--- START Excerpted records ---

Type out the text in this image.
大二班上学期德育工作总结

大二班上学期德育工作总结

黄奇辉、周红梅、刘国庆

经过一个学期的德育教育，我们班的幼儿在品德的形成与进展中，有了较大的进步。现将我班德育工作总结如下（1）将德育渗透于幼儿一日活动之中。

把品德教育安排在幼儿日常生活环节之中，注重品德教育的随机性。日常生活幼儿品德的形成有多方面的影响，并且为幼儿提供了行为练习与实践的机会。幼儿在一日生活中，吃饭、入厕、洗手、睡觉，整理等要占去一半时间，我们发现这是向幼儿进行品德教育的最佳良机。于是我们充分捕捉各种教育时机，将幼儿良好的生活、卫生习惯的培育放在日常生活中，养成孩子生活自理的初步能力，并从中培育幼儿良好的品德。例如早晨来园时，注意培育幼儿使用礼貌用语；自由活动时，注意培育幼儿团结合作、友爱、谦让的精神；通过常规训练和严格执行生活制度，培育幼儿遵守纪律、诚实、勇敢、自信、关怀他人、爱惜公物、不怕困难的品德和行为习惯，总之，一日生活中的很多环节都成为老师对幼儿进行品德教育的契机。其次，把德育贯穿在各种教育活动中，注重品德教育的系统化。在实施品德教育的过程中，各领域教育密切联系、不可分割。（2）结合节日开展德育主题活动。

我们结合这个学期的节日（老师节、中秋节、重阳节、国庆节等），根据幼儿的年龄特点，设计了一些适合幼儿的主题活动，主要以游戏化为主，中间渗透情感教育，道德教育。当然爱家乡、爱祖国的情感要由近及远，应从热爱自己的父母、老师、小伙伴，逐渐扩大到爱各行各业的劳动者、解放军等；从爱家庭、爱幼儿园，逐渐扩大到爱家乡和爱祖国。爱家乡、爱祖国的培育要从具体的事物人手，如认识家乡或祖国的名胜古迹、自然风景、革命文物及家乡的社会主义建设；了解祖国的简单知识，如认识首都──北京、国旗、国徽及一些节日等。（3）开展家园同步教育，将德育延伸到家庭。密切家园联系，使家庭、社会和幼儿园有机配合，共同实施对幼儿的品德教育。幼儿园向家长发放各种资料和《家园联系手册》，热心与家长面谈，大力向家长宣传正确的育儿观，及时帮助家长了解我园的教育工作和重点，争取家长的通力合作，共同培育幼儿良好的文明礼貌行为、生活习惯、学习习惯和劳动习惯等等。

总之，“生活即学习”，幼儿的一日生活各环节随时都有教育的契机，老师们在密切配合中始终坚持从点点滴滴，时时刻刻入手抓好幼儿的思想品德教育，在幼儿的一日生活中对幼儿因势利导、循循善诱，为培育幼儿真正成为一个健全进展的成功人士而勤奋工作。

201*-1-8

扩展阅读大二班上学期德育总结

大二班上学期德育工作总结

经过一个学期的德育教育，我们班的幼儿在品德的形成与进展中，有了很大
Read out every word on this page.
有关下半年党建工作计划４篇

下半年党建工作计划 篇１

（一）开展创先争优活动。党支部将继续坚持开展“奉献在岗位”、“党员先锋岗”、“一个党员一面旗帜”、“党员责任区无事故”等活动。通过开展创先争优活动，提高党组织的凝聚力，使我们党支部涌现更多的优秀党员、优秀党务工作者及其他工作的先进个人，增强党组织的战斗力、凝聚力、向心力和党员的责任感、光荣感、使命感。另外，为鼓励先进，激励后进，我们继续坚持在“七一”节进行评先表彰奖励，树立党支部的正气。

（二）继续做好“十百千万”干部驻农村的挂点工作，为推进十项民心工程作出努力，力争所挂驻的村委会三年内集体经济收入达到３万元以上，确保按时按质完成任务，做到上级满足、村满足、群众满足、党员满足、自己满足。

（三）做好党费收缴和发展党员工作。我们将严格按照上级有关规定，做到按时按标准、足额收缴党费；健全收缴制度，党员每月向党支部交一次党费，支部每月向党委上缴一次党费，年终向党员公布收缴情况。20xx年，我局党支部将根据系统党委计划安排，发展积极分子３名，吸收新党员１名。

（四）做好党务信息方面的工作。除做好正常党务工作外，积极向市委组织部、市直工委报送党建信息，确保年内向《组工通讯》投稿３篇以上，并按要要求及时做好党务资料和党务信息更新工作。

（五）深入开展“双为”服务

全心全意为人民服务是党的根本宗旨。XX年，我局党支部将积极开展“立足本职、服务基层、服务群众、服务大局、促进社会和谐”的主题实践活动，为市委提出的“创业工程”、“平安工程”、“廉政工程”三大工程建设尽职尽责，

--- END Excerpted records ---

What the exercise asks >> Transcribe all of the material exactly. Omit nothing.

Written reply >>
Type out the text in this image.
大二班上学期德育工作总结

大二班上学期德育工作总结

黄奇辉、周红梅、刘国庆

经过一个学期的德育教育，我们班的幼儿在品德的形成与进展中，有了较大的进步。现将我班德育工作总结如下（1）将德育渗透于幼儿一日活动之中。

把品德教育安排在幼儿日常生活环节之中，注重品德教育的随机性。日常生活幼儿品德的形成有多方面的影响，并且为幼儿提供了行为练习与实践的机会。幼儿在一日生活中，吃饭、入厕、洗手、睡觉，整理等要占去一半时间，我们发现这是向幼儿进行品德教育的最佳良机。于是我们充分捕捉各种教育时机，将幼儿良好的生活、卫生习惯的培育放在日常生活中，养成孩子生活自理的初步能力，并从中培育幼儿良好的品德。例如早晨来园时，注意培育幼儿使用礼貌用语；自由活动时，注意培育幼儿团结合作、友爱、谦让的精神；通过常规训练和严格执行生活制度，培育幼儿遵守纪律、诚实、勇敢、自信、关怀他人、爱惜公物、不怕困难的品德和行为习惯，总之，一日生活中的很多环节都成为老师对幼儿进行品德教育的契机。其次，把德育贯穿在各种教育活动中，注重品德教育的系统化。在实施品德教育的过程中，各领域教育密切联系、不可分割。（2）结合节日开展德育主题活动。

我们结合这个学期的节日（老师节、中秋节、重阳节、国庆节等），根据幼儿的年龄特点，设计了一些适合幼儿的主题活动，主要以游戏化为主，中间渗透情感教育，道德教育。当然爱家乡、爱祖国的情感要由近及远，应从热爱自己的父母、老师、小伙伴，逐渐扩大到爱各行各业的劳动者、解放军等；从爱家庭、爱幼儿园，逐渐扩大到爱家乡和爱祖国。爱家乡、爱祖国的培育要从具体的事物人手，如认识家乡或祖国的名胜古迹、自然风景、革命文物及家乡的社会主义建设；了解祖国的简单知识，如认识首都──北京、国旗、国徽及一些节日等。（3）开展家园同步教育，将德育延伸到家庭。密切家园联系，使家庭、社会和幼儿园有机配合，共同实施对幼儿的品德教育。幼儿园向家长发放各种资料和《家园联系手册》，热心与家长面谈，大力向家长宣传正确的育儿观，及时帮助家长了解我园的教育工作和重点，争取家长的通力合作，共同培育幼儿良好的文明礼貌行为、生活习惯、学习习惯和劳动习惯等等。

总之，“生活即学习”，幼儿的一日生活各环节随时都有教育的契机，老师们在密切配合中始终坚持从点点滴滴，时时刻刻入手抓好幼儿的思想品德教育，在幼儿的一日生活中对幼儿因势利导、循循善诱，为培育幼儿真正成为一个健全进展的成功人士而勤奋工作。

201*-1-8

扩展阅读大二班上学期德育总结

大二班上学期德育工作总结

经过一个学期的德育教育，我们班的幼儿在品德的形成与进展中，有了很大
Read out every word on this page.
有关下半年党建工作计划４篇

下半年党建工作计划 篇１

（一）开展创先争优活动。党支部将继续坚持开展“奉献在岗位”、“党员先锋岗”、“一个党员一面旗帜”、“党员责任区无事故”等活动。通过开展创先争优活动，提高党组织的凝聚力，使我们党支部涌现更多的优秀党员、优秀党务工作者及其他工作的先进个人，增强党组织的战斗力、凝聚力、向心力和党员的责任感、光荣感、使命感。另外，为鼓励先进，激励后进，我们继续坚持在“七一”节进行评先表彰奖励，树立党支部的正气。

（二）继续做好“十百千万”干部驻农村的挂点工作，为推进十项民心工程作出努力，力争所挂驻的村委会三年内集体经济收入达到３万元以上，确保按时按质完成任务，做到上级满足、村满足、群众满足、党员满足、自己满足。

（三）做好党费收缴和发展党员工作。我们将严格按照上级有关规定，做到按时按标准、足额收缴党费；健全收缴制度，党员每月向党支部交一次党费，支部每月向党委上缴一次党费，年终向党员公布收缴情况。20xx年，我局党支部将根据系统党委计划安排，发展积极分子３名，吸收新党员１名。

（四）做好党务信息方面的工作。除做好正常党务工作外，积极向市委组织部、市直工委报送党建信息，确保年内向《组工通讯》投稿３篇以上，并按要要求及时做好党务资料和党务信息更新工作。

（五）深入开展“双为”服务

全心全意为人民服务是党的根本宗旨。XX年，我局党支部将积极开展“立足本职、服务基层、服务群众、服务大局、促进社会和谐”的主题实践活动，为市委提出的“创业工程”、“平安工程”、“廉政工程”三大工程建设尽职尽责，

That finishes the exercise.